Set task — Every record below should be transcribed exactly. Omit the images.

[Dataset entries]
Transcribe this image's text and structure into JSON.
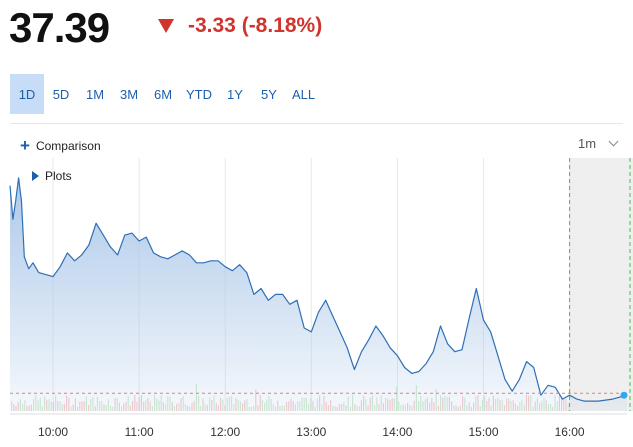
{
  "quote": {
    "price": "37.39",
    "change": "-3.33 (-8.18%)",
    "direction_icon": "triangle-down-icon",
    "change_color": "#d0342c"
  },
  "range_tabs": [
    {
      "label": "1D",
      "active": true
    },
    {
      "label": "5D",
      "active": false
    },
    {
      "label": "1M",
      "active": false
    },
    {
      "label": "3M",
      "active": false
    },
    {
      "label": "6M",
      "active": false
    },
    {
      "label": "YTD",
      "active": false
    },
    {
      "label": "1Y",
      "active": false
    },
    {
      "label": "5Y",
      "active": false
    },
    {
      "label": "ALL",
      "active": false
    }
  ],
  "toolbar": {
    "comparison_label": "Comparison",
    "interval_label": "1m",
    "plots_label": "Plots"
  },
  "colors": {
    "accent": "#1f5fa8",
    "line": "#2f6fb5",
    "area_top": "#a9c6e8",
    "marker": "#2ea8f0",
    "after_hours_line": "#3cc43c"
  },
  "chart_data": {
    "type": "area",
    "x_tick_labels": [
      "10:00",
      "11:00",
      "12:00",
      "13:00",
      "14:00",
      "15:00",
      "16:00"
    ],
    "x_start": "09:30",
    "x_end": "16:40",
    "series": [
      {
        "points": [
          [
            "09:30",
            40.5
          ],
          [
            "09:32",
            39.65
          ],
          [
            "09:34",
            40.12
          ],
          [
            "09:36",
            40.7
          ],
          [
            "09:38",
            40.1
          ],
          [
            "09:40",
            38.7
          ],
          [
            "09:43",
            38.4
          ],
          [
            "09:46",
            38.55
          ],
          [
            "09:50",
            38.3
          ],
          [
            "09:55",
            38.25
          ],
          [
            "10:00",
            38.2
          ],
          [
            "10:05",
            38.45
          ],
          [
            "10:10",
            38.8
          ],
          [
            "10:15",
            38.6
          ],
          [
            "10:20",
            38.75
          ],
          [
            "10:25",
            39.0
          ],
          [
            "10:30",
            39.55
          ],
          [
            "10:35",
            39.25
          ],
          [
            "10:40",
            38.95
          ],
          [
            "10:45",
            38.75
          ],
          [
            "10:50",
            39.25
          ],
          [
            "10:55",
            39.3
          ],
          [
            "11:00",
            39.1
          ],
          [
            "11:05",
            39.2
          ],
          [
            "11:10",
            38.8
          ],
          [
            "11:15",
            38.7
          ],
          [
            "11:20",
            38.65
          ],
          [
            "11:25",
            38.75
          ],
          [
            "11:30",
            38.85
          ],
          [
            "11:35",
            38.75
          ],
          [
            "11:40",
            38.55
          ],
          [
            "11:45",
            38.55
          ],
          [
            "11:50",
            38.6
          ],
          [
            "11:55",
            38.6
          ],
          [
            "12:00",
            38.45
          ],
          [
            "12:05",
            38.35
          ],
          [
            "12:10",
            38.5
          ],
          [
            "12:15",
            38.3
          ],
          [
            "12:20",
            37.75
          ],
          [
            "12:25",
            37.9
          ],
          [
            "12:30",
            37.6
          ],
          [
            "12:35",
            37.75
          ],
          [
            "12:40",
            37.75
          ],
          [
            "12:45",
            37.5
          ],
          [
            "12:50",
            37.6
          ],
          [
            "12:55",
            36.9
          ],
          [
            "13:00",
            36.8
          ],
          [
            "13:05",
            37.3
          ],
          [
            "13:10",
            37.6
          ],
          [
            "13:15",
            37.2
          ],
          [
            "13:20",
            36.8
          ],
          [
            "13:25",
            36.4
          ],
          [
            "13:30",
            35.85
          ],
          [
            "13:35",
            36.3
          ],
          [
            "13:40",
            36.6
          ],
          [
            "13:45",
            36.95
          ],
          [
            "13:50",
            36.7
          ],
          [
            "13:55",
            36.4
          ],
          [
            "14:00",
            36.2
          ],
          [
            "14:05",
            35.9
          ],
          [
            "14:10",
            35.75
          ],
          [
            "14:15",
            35.8
          ],
          [
            "14:20",
            36.0
          ],
          [
            "14:25",
            36.3
          ],
          [
            "14:30",
            36.95
          ],
          [
            "14:35",
            36.5
          ],
          [
            "14:40",
            36.3
          ],
          [
            "14:45",
            36.35
          ],
          [
            "14:50",
            37.15
          ],
          [
            "14:55",
            37.9
          ],
          [
            "15:00",
            37.1
          ],
          [
            "15:05",
            36.8
          ],
          [
            "15:10",
            36.2
          ],
          [
            "15:15",
            35.6
          ],
          [
            "15:20",
            35.3
          ],
          [
            "15:25",
            35.6
          ],
          [
            "15:30",
            36.05
          ],
          [
            "15:35",
            35.9
          ],
          [
            "15:40",
            35.2
          ],
          [
            "15:45",
            35.45
          ],
          [
            "15:50",
            35.4
          ],
          [
            "15:55",
            35.1
          ],
          [
            "16:00",
            35.2
          ],
          [
            "16:05",
            35.1
          ],
          [
            "16:10",
            35.05
          ],
          [
            "16:20",
            35.05
          ],
          [
            "16:30",
            35.1
          ],
          [
            "16:40",
            35.2
          ]
        ]
      }
    ],
    "prev_close": 35.25,
    "ylim": [
      34.8,
      41.2
    ],
    "after_hours_start": "16:00",
    "after_hours_end": "16:40",
    "volume_baseline": "red-green",
    "grid": "vertical"
  }
}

Response below —
Transcribe this image's text and structure into JSON.
{
  "quote": {
    "price": "37.39",
    "change": "-3.33 (-8.18%)",
    "direction_icon": "triangle-down-icon",
    "change_color": "#d0342c"
  },
  "range_tabs": [
    {
      "label": "1D",
      "active": true
    },
    {
      "label": "5D",
      "active": false
    },
    {
      "label": "1M",
      "active": false
    },
    {
      "label": "3M",
      "active": false
    },
    {
      "label": "6M",
      "active": false
    },
    {
      "label": "YTD",
      "active": false
    },
    {
      "label": "1Y",
      "active": false
    },
    {
      "label": "5Y",
      "active": false
    },
    {
      "label": "ALL",
      "active": false
    }
  ],
  "toolbar": {
    "comparison_label": "Comparison",
    "interval_label": "1m",
    "plots_label": "Plots"
  },
  "colors": {
    "accent": "#1f5fa8",
    "line": "#2f6fb5",
    "area_top": "#a9c6e8",
    "marker": "#2ea8f0",
    "after_hours_line": "#3cc43c"
  },
  "chart_data": {
    "type": "area",
    "x_tick_labels": [
      "10:00",
      "11:00",
      "12:00",
      "13:00",
      "14:00",
      "15:00",
      "16:00"
    ],
    "x_start": "09:30",
    "x_end": "16:40",
    "series": [
      {
        "points": [
          [
            "09:30",
            40.5
          ],
          [
            "09:32",
            39.65
          ],
          [
            "09:34",
            40.12
          ],
          [
            "09:36",
            40.7
          ],
          [
            "09:38",
            40.1
          ],
          [
            "09:40",
            38.7
          ],
          [
            "09:43",
            38.4
          ],
          [
            "09:46",
            38.55
          ],
          [
            "09:50",
            38.3
          ],
          [
            "09:55",
            38.25
          ],
          [
            "10:00",
            38.2
          ],
          [
            "10:05",
            38.45
          ],
          [
            "10:10",
            38.8
          ],
          [
            "10:15",
            38.6
          ],
          [
            "10:20",
            38.75
          ],
          [
            "10:25",
            39.0
          ],
          [
            "10:30",
            39.55
          ],
          [
            "10:35",
            39.25
          ],
          [
            "10:40",
            38.95
          ],
          [
            "10:45",
            38.75
          ],
          [
            "10:50",
            39.25
          ],
          [
            "10:55",
            39.3
          ],
          [
            "11:00",
            39.1
          ],
          [
            "11:05",
            39.2
          ],
          [
            "11:10",
            38.8
          ],
          [
            "11:15",
            38.7
          ],
          [
            "11:20",
            38.65
          ],
          [
            "11:25",
            38.75
          ],
          [
            "11:30",
            38.85
          ],
          [
            "11:35",
            38.75
          ],
          [
            "11:40",
            38.55
          ],
          [
            "11:45",
            38.55
          ],
          [
            "11:50",
            38.6
          ],
          [
            "11:55",
            38.6
          ],
          [
            "12:00",
            38.45
          ],
          [
            "12:05",
            38.35
          ],
          [
            "12:10",
            38.5
          ],
          [
            "12:15",
            38.3
          ],
          [
            "12:20",
            37.75
          ],
          [
            "12:25",
            37.9
          ],
          [
            "12:30",
            37.6
          ],
          [
            "12:35",
            37.75
          ],
          [
            "12:40",
            37.75
          ],
          [
            "12:45",
            37.5
          ],
          [
            "12:50",
            37.6
          ],
          [
            "12:55",
            36.9
          ],
          [
            "13:00",
            36.8
          ],
          [
            "13:05",
            37.3
          ],
          [
            "13:10",
            37.6
          ],
          [
            "13:15",
            37.2
          ],
          [
            "13:20",
            36.8
          ],
          [
            "13:25",
            36.4
          ],
          [
            "13:30",
            35.85
          ],
          [
            "13:35",
            36.3
          ],
          [
            "13:40",
            36.6
          ],
          [
            "13:45",
            36.95
          ],
          [
            "13:50",
            36.7
          ],
          [
            "13:55",
            36.4
          ],
          [
            "14:00",
            36.2
          ],
          [
            "14:05",
            35.9
          ],
          [
            "14:10",
            35.75
          ],
          [
            "14:15",
            35.8
          ],
          [
            "14:20",
            36.0
          ],
          [
            "14:25",
            36.3
          ],
          [
            "14:30",
            36.95
          ],
          [
            "14:35",
            36.5
          ],
          [
            "14:40",
            36.3
          ],
          [
            "14:45",
            36.35
          ],
          [
            "14:50",
            37.15
          ],
          [
            "14:55",
            37.9
          ],
          [
            "15:00",
            37.1
          ],
          [
            "15:05",
            36.8
          ],
          [
            "15:10",
            36.2
          ],
          [
            "15:15",
            35.6
          ],
          [
            "15:20",
            35.3
          ],
          [
            "15:25",
            35.6
          ],
          [
            "15:30",
            36.05
          ],
          [
            "15:35",
            35.9
          ],
          [
            "15:40",
            35.2
          ],
          [
            "15:45",
            35.45
          ],
          [
            "15:50",
            35.4
          ],
          [
            "15:55",
            35.1
          ],
          [
            "16:00",
            35.2
          ],
          [
            "16:05",
            35.1
          ],
          [
            "16:10",
            35.05
          ],
          [
            "16:20",
            35.05
          ],
          [
            "16:30",
            35.1
          ],
          [
            "16:40",
            35.2
          ]
        ]
      }
    ],
    "prev_close": 35.25,
    "ylim": [
      34.8,
      41.2
    ],
    "after_hours_start": "16:00",
    "after_hours_end": "16:40",
    "volume_baseline": "red-green",
    "grid": "vertical"
  }
}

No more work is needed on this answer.